Text shown:
· · · · ·

The construction of the north Longboat Key bridge in the late 1950s ended its isolation and also brought opportunity. Frank began transforming the beach cottage into the Land’s End marina and restaurant, which opened in 1958. For several years, it was a lively hub for boaters, fishermen and families, with teens gathering on weekends for late-night dance parties. 

Land’s End in the 1960s and today.
Images courtesy of Michael Saunders

The island transformed into a desirable address over the ensuing decades. Longboat Key is all but built out, Saunders says, but the community has retained its distinctive character.

Hurricanes Helene and Milton didn’t do Longboat Key any favors. The storms flooded historic structures on the north end — some of which will be torn down — toppled majestic trees, and generally caused a big mess. No casualties were reported, though, and town officials were pleasantly surprised that the island didn’t suffer as much damage as expected. 

“Compared to our neighbor barrier islands — where mattresses line the streets, Longboat Key is a world of difference,” said Michael Drake, the president of the Longboat Key Historical Society, said in November.

Resilience has always been a Longboat Key trait. 

“All the things that make Longboat Key such a wonderful place, no storm could ever change,” Saunders says.

So, as Longboat Key looks toward its 70th anniversary in November, we reflect on how this place evolved to become so special.


Longboat's legacy: A journey through time

500 B.C.

The native Timucuan, Tocobaga and Calusa tribes inhabited Longboat Key. Their primary mode of transportation was long canoes. According to Michael Drake, president of the Longboat Key Historical Society, the island got its name from those crafts.


1539

Spanish explorer Hernando DeSoto is thought to have visited Longboat Key. His scout, Juan de Añasco, was likely the first European to explore the island. He paddled a “longboat” around Sarasota Bay, the Manatee River and elsewhere in the region. 



First half of the 19th century

Cuban and Spanish fishermen and some squatters inhabited Longboat Key. Maps from the era refer to the place as Palm Island.


1821

The pirate Jean Lafitte is said to have been shipwrecked on or near Longboat Key for several months.


1848

Longboat Key’s first recorded hurricane hit on Sept. 22, reportedly causing widespread destruction. Little is known about the island until the late 1800s. 


1882

Colin and Rowlin Witt were the first people of European descent to claim land on Longboat Key — seven acres on the north end of the island. 


1885

Thomas Mann, a Confederate soldier, homesteaded 144 acres on the north end of Longboat Key in 1885 to escape a yellow fever epidemic.

1891

On June 17, President Benjamin Harrison signed a land grant awarding Thomas Mann — an Indiana native who fought for the Union Army in the Civil War — 144.47 acres in what is now Longbeach Village. 


1895

A passage was dug from Tampa Bay to Sarasota Bay, and paddle boats made trips to and from the island, increasing commerce and interest in the Longboat Key as a place to live and visit. 


1907

Longboat Key got its first post office at Byron Corey’s pier at the south end of the island. Corey served as the community’s first postmaster.

· · · · ·

Material:
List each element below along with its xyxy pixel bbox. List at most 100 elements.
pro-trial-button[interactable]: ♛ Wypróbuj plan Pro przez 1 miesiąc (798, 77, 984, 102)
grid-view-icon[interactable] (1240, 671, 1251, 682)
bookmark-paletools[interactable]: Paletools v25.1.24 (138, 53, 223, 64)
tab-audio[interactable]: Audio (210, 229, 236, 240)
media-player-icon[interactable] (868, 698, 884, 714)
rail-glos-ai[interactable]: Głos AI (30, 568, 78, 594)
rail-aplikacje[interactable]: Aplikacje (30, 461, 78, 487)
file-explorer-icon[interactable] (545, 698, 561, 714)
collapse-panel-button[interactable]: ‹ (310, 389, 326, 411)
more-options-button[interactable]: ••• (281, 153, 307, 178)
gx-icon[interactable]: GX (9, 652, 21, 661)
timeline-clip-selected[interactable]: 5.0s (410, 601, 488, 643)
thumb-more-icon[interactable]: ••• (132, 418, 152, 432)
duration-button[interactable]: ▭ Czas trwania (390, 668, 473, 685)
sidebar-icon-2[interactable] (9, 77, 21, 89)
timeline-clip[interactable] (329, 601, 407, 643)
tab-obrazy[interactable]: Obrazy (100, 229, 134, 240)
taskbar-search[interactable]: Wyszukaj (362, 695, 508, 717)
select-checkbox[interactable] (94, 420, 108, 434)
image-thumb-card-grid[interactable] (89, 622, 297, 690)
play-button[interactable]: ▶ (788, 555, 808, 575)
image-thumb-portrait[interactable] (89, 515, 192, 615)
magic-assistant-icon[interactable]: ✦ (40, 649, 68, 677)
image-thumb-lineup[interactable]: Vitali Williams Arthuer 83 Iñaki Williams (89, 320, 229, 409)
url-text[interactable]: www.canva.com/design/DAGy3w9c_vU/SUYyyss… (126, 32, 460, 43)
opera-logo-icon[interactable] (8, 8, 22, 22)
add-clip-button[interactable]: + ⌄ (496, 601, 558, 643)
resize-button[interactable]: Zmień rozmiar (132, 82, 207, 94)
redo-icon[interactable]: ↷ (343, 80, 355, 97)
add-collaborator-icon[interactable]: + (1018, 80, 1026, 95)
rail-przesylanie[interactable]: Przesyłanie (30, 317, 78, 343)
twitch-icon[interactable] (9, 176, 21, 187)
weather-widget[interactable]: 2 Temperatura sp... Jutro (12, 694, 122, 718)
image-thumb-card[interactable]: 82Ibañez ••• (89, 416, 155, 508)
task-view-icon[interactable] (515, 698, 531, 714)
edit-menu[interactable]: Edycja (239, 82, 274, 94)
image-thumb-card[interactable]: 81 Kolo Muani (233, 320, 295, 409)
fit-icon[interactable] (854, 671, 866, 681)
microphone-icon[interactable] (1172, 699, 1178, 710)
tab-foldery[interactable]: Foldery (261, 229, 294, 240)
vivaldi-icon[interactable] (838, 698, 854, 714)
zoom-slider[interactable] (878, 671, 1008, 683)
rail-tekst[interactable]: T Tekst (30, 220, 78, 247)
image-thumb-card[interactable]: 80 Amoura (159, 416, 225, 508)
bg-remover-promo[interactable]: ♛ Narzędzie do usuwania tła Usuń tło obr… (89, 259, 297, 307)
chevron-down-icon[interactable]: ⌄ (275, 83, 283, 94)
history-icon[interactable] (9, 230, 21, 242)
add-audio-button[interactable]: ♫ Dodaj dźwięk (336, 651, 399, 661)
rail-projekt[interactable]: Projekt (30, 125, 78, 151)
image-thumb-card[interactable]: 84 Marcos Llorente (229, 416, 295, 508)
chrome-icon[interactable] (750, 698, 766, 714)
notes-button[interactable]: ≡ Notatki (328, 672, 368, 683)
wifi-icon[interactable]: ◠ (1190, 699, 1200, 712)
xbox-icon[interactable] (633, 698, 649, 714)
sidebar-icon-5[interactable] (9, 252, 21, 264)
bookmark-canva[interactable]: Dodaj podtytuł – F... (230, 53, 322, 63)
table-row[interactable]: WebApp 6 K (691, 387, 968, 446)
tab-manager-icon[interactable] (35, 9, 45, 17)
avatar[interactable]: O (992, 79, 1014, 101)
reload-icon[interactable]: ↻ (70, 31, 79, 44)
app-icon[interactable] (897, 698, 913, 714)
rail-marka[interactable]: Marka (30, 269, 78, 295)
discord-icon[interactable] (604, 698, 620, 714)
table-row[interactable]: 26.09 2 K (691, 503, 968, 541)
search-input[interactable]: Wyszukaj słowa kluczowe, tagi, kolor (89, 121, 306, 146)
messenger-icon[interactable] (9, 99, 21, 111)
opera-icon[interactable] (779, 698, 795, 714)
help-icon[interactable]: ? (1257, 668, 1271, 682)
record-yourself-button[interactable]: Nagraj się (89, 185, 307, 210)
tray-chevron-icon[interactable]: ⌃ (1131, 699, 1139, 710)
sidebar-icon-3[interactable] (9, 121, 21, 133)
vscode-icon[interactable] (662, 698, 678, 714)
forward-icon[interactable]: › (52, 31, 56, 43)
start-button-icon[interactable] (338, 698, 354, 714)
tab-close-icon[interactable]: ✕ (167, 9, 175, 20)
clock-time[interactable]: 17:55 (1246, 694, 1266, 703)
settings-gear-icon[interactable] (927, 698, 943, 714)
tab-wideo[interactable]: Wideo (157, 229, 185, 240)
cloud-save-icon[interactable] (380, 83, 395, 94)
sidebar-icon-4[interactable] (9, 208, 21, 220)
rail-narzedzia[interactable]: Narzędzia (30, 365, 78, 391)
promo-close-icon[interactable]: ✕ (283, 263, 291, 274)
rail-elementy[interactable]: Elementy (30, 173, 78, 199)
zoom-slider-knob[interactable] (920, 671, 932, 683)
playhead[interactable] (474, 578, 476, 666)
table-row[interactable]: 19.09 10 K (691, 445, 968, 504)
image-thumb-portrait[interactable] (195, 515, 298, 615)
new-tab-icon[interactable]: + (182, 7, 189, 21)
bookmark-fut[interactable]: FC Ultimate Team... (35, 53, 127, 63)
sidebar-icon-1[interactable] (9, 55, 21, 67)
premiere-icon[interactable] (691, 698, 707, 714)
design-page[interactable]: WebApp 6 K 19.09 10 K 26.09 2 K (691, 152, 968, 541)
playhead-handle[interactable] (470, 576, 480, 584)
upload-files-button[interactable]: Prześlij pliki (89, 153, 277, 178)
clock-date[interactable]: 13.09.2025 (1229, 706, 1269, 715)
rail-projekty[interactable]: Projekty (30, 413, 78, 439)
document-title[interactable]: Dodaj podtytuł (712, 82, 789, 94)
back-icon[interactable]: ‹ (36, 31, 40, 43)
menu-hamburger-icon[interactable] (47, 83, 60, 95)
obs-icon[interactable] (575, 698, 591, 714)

· · · · ·

Stated problem 1:
In the Longboat Key history, who served as the community's first postmaster?
Stated problem 2:
Pick up the Longboat Key history after its final timeline entry and write the next part.

Task answer 1:
Byron Corey

Task answer 2:
1911

Rufus and Annie Jordan filled out a plat on the north end of the key and laid out a community, naming it Longbeach.


1913

Longbeach featured a hotel, 16 residences, and a dock at the end of Broadway Street, the village's main thoroughfare. Some homes built with local sand and mortar blocks, as well as frame houses from the 1920s and ’30s, still stand today.


1921

July 1: The Florida Legislature created Sarasota County, which was carved out of Manatee County, effectively splitting Longboat Key between the two.

October 25: A hurricane destroyed docks, Longboat Key’s first school, the post office, several homes and damaged crops. 


1923

John Ringling purchased hundreds of acres on the south end of Longboat Key. He planted Australian pines along what was then Ringling Boulevard, now Gulf of Mexico Drive.


1926

Ringling contracted to develop a luxury Ritz-Carlton at New Pass. Construction began in February, at the fever pitch of the first Florida land boom. The hotel, which was to have more than 200 rooms, docking facilities and a railroad to bring in guests, was never completed. It was eventually demolished in 1963.


1929

The first road to Longboat Key was established. A bridge was built from St. Armands to the island.


1935

Gordon Whitney, a former Chicago insurance agent, started buying property to construct a series of cottages on the north end of the island. The area was called Whitney Beach.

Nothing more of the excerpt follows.